>> START

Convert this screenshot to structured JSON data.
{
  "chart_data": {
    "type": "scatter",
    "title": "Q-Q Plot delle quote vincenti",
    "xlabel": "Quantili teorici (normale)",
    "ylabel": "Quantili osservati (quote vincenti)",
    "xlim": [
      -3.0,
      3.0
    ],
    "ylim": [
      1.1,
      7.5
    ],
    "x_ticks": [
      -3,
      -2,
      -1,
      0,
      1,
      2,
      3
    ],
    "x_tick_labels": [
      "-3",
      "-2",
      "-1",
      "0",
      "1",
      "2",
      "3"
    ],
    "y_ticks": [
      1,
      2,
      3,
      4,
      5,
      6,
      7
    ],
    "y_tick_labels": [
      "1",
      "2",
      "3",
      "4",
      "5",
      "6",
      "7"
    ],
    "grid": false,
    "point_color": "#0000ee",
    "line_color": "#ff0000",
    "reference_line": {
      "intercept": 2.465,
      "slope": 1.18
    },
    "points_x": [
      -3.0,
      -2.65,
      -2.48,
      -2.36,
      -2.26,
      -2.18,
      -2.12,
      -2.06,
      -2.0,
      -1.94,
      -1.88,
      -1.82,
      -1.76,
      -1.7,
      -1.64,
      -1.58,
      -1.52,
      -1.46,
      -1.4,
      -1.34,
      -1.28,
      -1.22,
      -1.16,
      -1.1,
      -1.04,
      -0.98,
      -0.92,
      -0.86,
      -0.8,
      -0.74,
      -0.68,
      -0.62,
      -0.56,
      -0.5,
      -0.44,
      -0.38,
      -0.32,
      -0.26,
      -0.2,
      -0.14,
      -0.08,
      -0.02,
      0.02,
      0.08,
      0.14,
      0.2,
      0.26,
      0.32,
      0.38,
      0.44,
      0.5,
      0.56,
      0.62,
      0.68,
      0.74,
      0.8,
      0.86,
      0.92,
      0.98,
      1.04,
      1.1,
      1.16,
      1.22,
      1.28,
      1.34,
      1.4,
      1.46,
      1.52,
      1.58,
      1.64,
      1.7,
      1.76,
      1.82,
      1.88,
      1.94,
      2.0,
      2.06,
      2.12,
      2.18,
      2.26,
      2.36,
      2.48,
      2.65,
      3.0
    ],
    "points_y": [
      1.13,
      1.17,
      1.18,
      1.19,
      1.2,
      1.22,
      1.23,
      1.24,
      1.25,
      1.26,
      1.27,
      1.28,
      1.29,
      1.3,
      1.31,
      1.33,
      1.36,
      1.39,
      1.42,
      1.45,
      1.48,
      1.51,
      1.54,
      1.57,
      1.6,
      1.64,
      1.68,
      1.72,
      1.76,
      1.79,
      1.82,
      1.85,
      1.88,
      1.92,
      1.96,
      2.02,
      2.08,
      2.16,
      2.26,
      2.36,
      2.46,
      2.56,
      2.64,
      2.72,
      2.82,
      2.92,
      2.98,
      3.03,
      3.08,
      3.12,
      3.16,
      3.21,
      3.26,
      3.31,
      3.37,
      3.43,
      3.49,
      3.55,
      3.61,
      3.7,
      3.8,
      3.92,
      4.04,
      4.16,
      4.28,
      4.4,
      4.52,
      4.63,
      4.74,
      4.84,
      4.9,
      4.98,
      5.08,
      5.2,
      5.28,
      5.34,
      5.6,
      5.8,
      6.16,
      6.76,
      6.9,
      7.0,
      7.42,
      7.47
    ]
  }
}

>> END

§ OBJECTIVE
Transcribe every record above exactly as it appears.

§ RESPONSE TO THE TASK
Convert this screenshot to structured JSON data.
{
  "chart_data": {
    "type": "scatter",
    "title": "Q-Q Plot delle quote vincenti",
    "xlabel": "Quantili teorici (normale)",
    "ylabel": "Quantili osservati (quote vincenti)",
    "xlim": [
      -3.0,
      3.0
    ],
    "ylim": [
      1.1,
      7.5
    ],
    "x_ticks": [
      -3,
      -2,
      -1,
      0,
      1,
      2,
      3
    ],
    "x_tick_labels": [
      "-3",
      "-2",
      "-1",
      "0",
      "1",
      "2",
      "3"
    ],
    "y_ticks": [
      1,
      2,
      3,
      4,
      5,
      6,
      7
    ],
    "y_tick_labels": [
      "1",
      "2",
      "3",
      "4",
      "5",
      "6",
      "7"
    ],
    "grid": false,
    "point_color": "#0000ee",
    "line_color": "#ff0000",
    "reference_line": {
      "intercept": 2.465,
      "slope": 1.18
    },
    "points_x": [
      -3.0,
      -2.65,
      -2.48,
      -2.36,
      -2.26,
      -2.18,
      -2.12,
      -2.06,
      -2.0,
      -1.94,
      -1.88,
      -1.82,
      -1.76,
      -1.7,
      -1.64,
      -1.58,
      -1.52,
      -1.46,
      -1.4,
      -1.34,
      -1.28,
      -1.22,
      -1.16,
      -1.1,
      -1.04,
      -0.98,
      -0.92,
      -0.86,
      -0.8,
      -0.74,
      -0.68,
      -0.62,
      -0.56,
      -0.5,
      -0.44,
      -0.38,
      -0.32,
      -0.26,
      -0.2,
      -0.14,
      -0.08,
      -0.02,
      0.02,
      0.08,
      0.14,
      0.2,
      0.26,
      0.32,
      0.38,
      0.44,
      0.5,
      0.56,
      0.62,
      0.68,
      0.74,
      0.8,
      0.86,
      0.92,
      0.98,
      1.04,
      1.1,
      1.16,
      1.22,
      1.28,
      1.34,
      1.4,
      1.46,
      1.52,
      1.58,
      1.64,
      1.7,
      1.76,
      1.82,
      1.88,
      1.94,
      2.0,
      2.06,
      2.12,
      2.18,
      2.26,
      2.36,
      2.48,
      2.65,
      3.0
    ],
    "points_y": [
      1.13,
      1.17,
      1.18,
      1.19,
      1.2,
      1.22,
      1.23,
      1.24,
      1.25,
      1.26,
      1.27,
      1.28,
      1.29,
      1.3,
      1.31,
      1.33,
      1.36,
      1.39,
      1.42,
      1.45,
      1.48,
      1.51,
      1.54,
      1.57,
      1.6,
      1.64,
      1.68,
      1.72,
      1.76,
      1.79,
      1.82,
      1.85,
      1.88,
      1.92,
      1.96,
      2.02,
      2.08,
      2.16,
      2.26,
      2.36,
      2.46,
      2.56,
      2.64,
      2.72,
      2.82,
      2.92,
      2.98,
      3.03,
      3.08,
      3.12,
      3.16,
      3.21,
      3.26,
      3.31,
      3.37,
      3.43,
      3.49,
      3.55,
      3.61,
      3.7,
      3.8,
      3.92,
      4.04,
      4.16,
      4.28,
      4.4,
      4.52,
      4.63,
      4.74,
      4.84,
      4.9,
      4.98,
      5.08,
      5.2,
      5.28,
      5.34,
      5.6,
      5.8,
      6.16,
      6.76,
      6.9,
      7.0,
      7.42,
      7.47
    ]
  }
}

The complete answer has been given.